- [Problem requirements]: Go through the entries below and collect each line with the string "title" in it.

A run of records

....

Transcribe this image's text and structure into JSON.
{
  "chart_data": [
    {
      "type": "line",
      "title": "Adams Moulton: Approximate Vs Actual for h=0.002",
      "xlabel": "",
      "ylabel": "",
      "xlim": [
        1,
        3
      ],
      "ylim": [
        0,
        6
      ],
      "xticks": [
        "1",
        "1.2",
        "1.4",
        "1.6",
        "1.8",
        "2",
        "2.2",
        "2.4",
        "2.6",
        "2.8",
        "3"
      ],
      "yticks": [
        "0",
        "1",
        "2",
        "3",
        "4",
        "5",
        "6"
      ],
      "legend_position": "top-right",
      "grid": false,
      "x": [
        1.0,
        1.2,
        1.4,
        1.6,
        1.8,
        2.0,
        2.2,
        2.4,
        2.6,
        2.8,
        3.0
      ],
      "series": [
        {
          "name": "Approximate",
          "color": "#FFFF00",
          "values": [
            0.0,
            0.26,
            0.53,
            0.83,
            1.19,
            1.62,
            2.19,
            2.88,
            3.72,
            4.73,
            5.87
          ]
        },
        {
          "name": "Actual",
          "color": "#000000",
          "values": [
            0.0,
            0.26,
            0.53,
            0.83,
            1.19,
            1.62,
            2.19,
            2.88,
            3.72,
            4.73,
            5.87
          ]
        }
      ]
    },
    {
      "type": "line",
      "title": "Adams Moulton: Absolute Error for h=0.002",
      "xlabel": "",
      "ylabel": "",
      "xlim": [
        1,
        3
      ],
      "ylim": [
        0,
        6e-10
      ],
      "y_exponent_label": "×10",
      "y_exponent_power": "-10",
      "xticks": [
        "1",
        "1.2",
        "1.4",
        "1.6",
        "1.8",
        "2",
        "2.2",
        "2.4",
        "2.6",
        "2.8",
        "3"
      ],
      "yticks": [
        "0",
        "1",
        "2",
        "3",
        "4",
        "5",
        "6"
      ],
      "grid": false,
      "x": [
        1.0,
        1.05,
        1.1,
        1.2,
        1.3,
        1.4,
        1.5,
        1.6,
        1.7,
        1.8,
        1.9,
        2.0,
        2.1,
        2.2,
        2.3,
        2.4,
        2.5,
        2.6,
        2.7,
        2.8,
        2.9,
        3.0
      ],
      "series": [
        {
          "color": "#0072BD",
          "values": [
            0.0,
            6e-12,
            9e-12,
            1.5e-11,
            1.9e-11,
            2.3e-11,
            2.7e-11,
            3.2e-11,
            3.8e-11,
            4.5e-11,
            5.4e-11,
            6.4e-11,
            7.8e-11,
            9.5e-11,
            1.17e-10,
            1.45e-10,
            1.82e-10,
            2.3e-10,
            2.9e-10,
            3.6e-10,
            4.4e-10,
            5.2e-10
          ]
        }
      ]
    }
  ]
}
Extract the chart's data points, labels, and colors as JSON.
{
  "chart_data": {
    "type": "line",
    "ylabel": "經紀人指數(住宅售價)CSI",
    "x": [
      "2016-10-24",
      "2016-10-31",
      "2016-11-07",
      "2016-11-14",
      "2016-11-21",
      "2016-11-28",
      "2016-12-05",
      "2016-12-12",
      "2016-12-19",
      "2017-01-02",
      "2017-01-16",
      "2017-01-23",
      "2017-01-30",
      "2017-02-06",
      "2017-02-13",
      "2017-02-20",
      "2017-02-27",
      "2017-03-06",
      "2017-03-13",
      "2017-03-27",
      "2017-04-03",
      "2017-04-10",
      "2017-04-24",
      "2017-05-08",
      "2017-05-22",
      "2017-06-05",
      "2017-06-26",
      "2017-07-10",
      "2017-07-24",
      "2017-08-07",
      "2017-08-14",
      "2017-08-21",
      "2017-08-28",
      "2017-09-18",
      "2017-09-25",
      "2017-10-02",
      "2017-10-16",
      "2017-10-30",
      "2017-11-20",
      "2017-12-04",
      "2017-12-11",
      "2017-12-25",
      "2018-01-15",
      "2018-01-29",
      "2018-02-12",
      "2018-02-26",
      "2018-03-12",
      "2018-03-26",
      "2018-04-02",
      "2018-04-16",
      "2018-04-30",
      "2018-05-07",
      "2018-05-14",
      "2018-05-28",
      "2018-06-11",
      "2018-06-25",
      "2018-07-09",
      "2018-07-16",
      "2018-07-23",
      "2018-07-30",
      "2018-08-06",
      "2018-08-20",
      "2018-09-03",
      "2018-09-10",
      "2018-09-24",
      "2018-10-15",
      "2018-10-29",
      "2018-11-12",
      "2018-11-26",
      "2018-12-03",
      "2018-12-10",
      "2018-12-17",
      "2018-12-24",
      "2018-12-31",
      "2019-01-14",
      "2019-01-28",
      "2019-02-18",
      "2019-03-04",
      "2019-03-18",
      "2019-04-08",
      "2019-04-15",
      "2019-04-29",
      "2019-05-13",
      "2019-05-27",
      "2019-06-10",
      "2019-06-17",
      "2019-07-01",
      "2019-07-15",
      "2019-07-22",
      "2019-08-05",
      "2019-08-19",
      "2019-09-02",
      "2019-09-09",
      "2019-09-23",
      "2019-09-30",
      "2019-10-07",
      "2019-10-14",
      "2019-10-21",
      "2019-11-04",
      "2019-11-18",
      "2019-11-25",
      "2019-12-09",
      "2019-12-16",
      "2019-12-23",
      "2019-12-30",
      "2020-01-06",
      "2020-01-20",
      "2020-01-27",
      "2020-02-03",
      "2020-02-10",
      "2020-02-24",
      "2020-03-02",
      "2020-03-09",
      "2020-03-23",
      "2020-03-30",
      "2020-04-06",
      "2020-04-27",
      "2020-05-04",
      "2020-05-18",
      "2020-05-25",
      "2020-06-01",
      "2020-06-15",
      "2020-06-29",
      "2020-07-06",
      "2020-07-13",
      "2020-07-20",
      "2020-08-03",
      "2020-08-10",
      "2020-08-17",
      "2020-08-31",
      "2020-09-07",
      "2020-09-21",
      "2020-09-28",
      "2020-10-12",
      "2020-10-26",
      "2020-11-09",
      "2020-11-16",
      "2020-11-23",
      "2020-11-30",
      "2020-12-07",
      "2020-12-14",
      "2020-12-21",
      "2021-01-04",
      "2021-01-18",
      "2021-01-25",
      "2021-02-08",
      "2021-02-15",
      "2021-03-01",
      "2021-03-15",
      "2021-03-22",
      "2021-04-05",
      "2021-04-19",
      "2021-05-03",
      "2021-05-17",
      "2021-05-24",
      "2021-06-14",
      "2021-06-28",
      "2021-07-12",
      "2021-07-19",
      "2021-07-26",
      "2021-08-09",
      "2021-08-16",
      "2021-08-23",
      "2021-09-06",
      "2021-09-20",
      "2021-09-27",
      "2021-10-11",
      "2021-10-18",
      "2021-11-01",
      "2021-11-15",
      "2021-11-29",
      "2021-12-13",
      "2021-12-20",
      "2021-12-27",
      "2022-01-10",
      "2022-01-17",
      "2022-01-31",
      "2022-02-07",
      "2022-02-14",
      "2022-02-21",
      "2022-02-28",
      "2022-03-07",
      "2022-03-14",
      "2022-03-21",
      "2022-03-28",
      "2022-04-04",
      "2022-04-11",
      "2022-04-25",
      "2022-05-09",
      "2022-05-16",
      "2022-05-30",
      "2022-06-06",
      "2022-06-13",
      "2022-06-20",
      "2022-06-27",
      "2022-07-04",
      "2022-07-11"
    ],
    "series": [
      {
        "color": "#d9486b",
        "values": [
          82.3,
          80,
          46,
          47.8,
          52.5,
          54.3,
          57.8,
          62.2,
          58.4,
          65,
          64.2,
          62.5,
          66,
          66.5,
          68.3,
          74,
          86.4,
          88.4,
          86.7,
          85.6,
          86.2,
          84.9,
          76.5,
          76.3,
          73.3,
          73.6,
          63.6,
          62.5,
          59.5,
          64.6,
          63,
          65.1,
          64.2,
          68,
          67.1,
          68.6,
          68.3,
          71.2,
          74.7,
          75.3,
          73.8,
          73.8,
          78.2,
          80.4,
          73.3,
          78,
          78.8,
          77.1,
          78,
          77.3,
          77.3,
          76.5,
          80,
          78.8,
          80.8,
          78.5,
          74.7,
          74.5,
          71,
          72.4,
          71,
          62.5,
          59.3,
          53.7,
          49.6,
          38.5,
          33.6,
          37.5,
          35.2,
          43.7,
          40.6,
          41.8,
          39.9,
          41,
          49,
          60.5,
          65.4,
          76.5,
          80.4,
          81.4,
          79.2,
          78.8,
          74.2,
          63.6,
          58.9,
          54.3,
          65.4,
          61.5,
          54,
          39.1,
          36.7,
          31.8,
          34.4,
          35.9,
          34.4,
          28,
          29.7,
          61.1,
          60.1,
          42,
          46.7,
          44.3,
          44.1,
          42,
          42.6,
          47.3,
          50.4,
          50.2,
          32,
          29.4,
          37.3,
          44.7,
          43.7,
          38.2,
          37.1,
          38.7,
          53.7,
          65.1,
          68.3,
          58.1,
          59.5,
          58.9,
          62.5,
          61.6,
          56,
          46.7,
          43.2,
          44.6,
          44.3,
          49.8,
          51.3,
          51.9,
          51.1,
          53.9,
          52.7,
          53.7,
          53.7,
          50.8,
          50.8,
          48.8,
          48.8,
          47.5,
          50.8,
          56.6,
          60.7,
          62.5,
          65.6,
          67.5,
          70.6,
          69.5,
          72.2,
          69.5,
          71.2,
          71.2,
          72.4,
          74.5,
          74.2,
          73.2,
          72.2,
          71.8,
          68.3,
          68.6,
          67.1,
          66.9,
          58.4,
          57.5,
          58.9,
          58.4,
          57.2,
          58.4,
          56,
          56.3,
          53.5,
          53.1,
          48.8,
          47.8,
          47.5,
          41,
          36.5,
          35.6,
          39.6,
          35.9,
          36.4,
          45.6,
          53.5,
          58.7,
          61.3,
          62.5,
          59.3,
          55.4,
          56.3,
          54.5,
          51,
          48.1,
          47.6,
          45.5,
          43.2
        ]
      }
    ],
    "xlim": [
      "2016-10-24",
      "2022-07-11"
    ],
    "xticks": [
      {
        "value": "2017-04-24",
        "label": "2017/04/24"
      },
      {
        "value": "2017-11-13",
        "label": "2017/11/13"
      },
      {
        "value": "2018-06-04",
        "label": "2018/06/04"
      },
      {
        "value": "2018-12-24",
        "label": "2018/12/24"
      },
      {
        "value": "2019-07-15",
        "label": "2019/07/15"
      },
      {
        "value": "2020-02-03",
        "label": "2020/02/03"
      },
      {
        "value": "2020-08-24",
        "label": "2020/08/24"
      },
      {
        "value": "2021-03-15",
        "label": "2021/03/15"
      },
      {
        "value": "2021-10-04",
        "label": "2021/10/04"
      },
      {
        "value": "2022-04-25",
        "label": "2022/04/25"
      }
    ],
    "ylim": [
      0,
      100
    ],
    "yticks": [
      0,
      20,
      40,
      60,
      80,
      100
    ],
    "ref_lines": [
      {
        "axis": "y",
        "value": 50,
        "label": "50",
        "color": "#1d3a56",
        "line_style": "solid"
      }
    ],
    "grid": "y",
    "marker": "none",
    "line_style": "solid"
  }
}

....

- [Correct result]:
      "title": "Adams Moulton: Approximate Vs Actual for h=0.002",
      "title": "Adams Moulton: Absolute Error for h=0.002",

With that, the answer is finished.